[Data extracted from a collection]

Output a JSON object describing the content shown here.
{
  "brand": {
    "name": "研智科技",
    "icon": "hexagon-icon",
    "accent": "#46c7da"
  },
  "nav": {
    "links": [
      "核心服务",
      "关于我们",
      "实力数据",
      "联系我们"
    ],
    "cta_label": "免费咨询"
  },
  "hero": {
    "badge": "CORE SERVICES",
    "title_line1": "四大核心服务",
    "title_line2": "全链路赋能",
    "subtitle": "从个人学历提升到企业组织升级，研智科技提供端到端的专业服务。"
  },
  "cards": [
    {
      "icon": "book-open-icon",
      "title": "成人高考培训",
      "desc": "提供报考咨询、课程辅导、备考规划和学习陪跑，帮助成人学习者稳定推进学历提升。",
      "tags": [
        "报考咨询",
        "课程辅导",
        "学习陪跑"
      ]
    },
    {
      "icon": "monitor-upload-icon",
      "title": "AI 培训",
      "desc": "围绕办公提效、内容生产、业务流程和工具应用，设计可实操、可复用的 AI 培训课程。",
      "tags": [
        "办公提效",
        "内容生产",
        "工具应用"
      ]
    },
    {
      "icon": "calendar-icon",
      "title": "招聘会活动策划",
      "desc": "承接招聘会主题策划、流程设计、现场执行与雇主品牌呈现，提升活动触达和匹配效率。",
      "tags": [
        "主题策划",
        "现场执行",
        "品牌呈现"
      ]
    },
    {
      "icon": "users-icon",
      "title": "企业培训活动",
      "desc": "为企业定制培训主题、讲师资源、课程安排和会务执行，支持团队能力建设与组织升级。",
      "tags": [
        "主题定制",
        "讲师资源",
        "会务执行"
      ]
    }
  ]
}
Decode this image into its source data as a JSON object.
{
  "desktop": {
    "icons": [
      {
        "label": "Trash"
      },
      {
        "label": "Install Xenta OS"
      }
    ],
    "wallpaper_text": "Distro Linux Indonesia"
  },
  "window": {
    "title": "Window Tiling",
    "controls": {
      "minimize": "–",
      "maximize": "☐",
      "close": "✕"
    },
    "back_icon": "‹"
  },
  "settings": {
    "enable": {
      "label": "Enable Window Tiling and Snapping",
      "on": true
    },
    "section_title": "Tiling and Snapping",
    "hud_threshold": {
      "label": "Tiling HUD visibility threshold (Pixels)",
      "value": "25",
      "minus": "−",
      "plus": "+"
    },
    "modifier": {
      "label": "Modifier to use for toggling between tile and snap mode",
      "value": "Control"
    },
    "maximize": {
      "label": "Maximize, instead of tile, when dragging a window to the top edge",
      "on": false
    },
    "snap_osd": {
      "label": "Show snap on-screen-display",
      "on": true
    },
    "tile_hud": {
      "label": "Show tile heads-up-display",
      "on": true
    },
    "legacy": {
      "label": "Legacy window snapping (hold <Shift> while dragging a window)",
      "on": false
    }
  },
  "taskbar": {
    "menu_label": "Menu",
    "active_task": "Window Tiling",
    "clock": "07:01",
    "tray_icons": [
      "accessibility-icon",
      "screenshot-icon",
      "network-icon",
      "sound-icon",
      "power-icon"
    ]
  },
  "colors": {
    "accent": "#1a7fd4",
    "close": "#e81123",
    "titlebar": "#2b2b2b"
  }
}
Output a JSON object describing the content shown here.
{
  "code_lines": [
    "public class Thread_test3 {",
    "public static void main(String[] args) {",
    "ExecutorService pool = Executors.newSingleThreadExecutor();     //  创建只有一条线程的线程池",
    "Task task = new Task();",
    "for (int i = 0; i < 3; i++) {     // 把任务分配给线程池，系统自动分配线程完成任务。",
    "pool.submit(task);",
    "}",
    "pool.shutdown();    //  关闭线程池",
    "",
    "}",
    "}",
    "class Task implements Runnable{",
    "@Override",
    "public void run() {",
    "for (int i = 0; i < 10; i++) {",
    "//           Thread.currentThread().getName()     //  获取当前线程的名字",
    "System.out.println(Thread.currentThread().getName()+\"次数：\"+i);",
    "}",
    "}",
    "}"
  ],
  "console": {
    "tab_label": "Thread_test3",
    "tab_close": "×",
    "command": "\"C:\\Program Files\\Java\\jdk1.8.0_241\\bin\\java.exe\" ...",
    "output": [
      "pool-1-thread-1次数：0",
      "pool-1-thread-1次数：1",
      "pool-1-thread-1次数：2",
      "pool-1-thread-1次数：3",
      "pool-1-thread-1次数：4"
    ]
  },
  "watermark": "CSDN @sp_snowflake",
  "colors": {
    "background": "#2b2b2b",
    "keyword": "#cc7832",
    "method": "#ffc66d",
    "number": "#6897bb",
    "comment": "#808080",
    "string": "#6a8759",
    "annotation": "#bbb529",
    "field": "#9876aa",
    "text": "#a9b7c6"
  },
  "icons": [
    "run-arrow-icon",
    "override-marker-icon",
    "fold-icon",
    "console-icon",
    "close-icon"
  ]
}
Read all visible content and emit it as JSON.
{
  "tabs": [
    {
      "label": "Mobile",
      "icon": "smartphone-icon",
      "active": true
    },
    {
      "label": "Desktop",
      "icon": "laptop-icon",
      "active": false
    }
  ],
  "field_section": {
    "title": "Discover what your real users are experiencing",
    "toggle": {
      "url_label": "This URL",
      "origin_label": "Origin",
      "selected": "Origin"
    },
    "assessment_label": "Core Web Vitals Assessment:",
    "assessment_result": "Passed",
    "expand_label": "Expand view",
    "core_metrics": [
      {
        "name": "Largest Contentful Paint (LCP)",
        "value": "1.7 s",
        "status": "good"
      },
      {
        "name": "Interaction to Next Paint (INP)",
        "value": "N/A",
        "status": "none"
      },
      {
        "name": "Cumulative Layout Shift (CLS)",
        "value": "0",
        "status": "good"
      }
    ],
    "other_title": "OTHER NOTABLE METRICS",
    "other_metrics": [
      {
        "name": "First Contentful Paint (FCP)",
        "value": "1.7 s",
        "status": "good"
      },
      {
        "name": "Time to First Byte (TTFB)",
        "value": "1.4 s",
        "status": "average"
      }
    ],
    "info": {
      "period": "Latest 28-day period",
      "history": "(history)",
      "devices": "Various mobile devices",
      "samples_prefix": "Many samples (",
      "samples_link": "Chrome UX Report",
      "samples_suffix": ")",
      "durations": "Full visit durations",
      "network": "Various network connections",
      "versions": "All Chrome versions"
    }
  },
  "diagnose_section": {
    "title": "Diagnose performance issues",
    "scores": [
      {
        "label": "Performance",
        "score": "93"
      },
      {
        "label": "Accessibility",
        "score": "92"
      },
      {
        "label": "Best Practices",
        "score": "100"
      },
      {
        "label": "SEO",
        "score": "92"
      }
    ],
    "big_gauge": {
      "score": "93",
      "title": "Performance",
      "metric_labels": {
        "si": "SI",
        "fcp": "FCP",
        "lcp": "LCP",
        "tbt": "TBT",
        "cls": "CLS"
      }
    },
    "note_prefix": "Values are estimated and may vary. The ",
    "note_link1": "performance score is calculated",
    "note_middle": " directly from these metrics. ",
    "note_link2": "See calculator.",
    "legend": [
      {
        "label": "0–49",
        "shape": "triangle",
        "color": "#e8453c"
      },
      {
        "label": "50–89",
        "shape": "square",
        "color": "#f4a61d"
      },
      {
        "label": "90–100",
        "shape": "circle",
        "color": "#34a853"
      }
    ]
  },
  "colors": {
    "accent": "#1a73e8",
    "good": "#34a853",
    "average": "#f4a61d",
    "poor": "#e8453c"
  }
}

_TASK DESCRIPTION:_
Collect each line of the entries that has the word "users", copying it in full.

_CORRECT RESPONSE:_
      "icon": "users-icon",
    "title": "Discover what your real users are experiencing",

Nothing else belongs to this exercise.